Publié sur Facebook le 26 octobre 2023.

 

« Deux-Sèvres remarquables » : Gâtine : Forêts et chirons ?
L’ouvrage, « Deux-Sèvres remarquables », paru depuis près d’un an, est l’archétype des livres cultivant l’apparence, reflet de notre société actuelle, où le paraître est plus important que l’être.
Les photos y sont assurément belles, comme celles qui paraissent régulièrement depuis des décennies dans des ouvrages similaires. Il s’y trouve des textes tout à fait exacts, souvent généraux, parfois superficiels, qui limitent donc les incohérences.

- [À réaliser]
Répondez à ces questions sur le passage fourni :
1. À quelle date le passage a-t-il été publié sur Facebook ?
2. Depuis combien de temps l'ouvrage « Deux-Sèvres remarquables » est-il paru ?
3. Quel qualificatif le passage applique-t-il aux photos de l'ouvrage ?
Le listing qui suit n'a aucun lien avec le passage fourni.

- [Section données]
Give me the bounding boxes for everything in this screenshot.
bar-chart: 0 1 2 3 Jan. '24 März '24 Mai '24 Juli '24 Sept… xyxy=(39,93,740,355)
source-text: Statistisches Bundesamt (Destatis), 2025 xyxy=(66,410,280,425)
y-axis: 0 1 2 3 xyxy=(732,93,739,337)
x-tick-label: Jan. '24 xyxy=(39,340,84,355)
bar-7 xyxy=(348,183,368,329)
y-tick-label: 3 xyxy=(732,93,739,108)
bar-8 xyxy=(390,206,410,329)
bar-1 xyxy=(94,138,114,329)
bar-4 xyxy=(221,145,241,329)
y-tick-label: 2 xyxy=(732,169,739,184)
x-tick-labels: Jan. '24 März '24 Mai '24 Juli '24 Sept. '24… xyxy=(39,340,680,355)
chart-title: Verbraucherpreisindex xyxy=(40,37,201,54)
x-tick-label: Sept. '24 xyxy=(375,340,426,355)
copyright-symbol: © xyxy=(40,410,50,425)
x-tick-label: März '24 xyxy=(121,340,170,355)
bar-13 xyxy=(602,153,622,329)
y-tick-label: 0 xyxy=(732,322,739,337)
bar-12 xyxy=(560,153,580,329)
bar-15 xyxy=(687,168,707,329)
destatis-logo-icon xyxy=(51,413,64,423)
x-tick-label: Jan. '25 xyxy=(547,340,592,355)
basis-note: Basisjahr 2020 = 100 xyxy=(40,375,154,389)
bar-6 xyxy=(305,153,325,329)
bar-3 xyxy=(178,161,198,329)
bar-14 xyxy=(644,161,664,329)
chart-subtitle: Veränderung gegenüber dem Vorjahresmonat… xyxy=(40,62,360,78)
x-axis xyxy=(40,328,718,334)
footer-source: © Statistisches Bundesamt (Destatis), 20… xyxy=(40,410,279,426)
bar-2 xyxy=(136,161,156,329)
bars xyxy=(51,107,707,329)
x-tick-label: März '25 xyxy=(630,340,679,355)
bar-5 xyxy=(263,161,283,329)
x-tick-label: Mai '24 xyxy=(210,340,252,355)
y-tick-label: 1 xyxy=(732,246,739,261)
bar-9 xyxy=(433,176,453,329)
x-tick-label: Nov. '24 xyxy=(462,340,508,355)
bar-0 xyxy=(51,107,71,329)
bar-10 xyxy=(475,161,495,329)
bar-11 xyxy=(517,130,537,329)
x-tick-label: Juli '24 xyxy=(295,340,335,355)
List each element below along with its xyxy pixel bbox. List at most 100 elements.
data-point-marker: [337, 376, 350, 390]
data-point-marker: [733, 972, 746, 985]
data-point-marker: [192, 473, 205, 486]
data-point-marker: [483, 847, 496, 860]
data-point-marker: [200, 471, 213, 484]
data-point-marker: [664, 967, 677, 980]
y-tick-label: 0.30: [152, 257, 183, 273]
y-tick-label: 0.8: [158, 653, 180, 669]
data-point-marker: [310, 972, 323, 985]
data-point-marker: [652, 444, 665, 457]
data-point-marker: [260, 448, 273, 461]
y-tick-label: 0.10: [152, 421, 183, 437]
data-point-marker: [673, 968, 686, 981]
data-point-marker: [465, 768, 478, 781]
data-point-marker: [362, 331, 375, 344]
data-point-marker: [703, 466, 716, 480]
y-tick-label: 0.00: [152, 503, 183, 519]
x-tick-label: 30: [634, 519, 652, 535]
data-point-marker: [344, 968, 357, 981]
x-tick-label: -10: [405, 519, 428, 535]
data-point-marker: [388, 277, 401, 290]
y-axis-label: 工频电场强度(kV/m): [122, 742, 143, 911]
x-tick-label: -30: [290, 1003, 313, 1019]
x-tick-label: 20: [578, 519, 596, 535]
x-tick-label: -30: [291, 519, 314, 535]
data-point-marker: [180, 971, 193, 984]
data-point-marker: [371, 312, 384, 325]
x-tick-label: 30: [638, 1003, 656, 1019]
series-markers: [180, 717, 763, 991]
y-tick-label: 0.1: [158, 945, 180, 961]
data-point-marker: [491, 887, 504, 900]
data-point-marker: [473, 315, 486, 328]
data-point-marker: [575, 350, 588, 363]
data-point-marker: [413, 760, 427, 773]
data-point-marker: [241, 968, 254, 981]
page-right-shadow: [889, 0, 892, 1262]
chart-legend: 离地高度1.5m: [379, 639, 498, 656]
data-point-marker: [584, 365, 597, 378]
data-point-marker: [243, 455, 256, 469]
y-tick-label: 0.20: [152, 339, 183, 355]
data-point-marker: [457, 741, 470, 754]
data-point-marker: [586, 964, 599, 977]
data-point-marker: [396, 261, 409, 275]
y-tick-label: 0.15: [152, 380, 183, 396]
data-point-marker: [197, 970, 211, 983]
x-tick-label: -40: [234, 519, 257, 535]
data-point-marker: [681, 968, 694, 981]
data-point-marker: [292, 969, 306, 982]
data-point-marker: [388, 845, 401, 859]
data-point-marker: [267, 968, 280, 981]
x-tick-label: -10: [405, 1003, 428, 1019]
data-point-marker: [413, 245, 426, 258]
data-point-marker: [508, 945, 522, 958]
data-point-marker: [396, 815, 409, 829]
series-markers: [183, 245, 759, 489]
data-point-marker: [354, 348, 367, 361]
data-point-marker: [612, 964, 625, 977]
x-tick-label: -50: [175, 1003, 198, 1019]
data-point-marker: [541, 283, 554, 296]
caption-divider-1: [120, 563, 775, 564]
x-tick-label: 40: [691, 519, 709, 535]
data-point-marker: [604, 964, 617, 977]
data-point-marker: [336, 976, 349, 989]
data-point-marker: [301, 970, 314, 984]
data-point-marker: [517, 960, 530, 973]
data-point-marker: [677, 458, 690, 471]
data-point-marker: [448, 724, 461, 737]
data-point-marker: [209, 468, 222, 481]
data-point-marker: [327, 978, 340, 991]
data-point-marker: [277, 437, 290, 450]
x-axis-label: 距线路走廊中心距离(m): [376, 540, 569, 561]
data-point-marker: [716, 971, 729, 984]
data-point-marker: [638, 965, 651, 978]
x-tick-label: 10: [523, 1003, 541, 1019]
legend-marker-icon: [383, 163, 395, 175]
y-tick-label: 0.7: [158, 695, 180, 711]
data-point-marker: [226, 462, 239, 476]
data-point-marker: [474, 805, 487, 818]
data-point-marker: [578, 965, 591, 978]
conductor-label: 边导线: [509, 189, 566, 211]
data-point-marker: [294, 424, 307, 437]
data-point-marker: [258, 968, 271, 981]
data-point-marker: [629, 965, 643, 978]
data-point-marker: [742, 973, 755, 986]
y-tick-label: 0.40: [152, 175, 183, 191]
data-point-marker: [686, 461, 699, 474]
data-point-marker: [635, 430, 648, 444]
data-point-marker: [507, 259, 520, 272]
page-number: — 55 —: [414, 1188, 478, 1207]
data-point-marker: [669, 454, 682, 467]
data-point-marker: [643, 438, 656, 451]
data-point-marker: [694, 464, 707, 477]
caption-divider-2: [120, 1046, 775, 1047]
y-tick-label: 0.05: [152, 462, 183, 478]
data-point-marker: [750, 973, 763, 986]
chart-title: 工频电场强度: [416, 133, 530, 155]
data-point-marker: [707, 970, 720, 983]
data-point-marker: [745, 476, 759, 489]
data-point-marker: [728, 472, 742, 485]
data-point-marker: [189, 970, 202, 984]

- [Solution proposée]
1. Le 26 octobre 2023.
2. Depuis près d'un an.
3. Elles sont qualifiées d'« assurément belles ».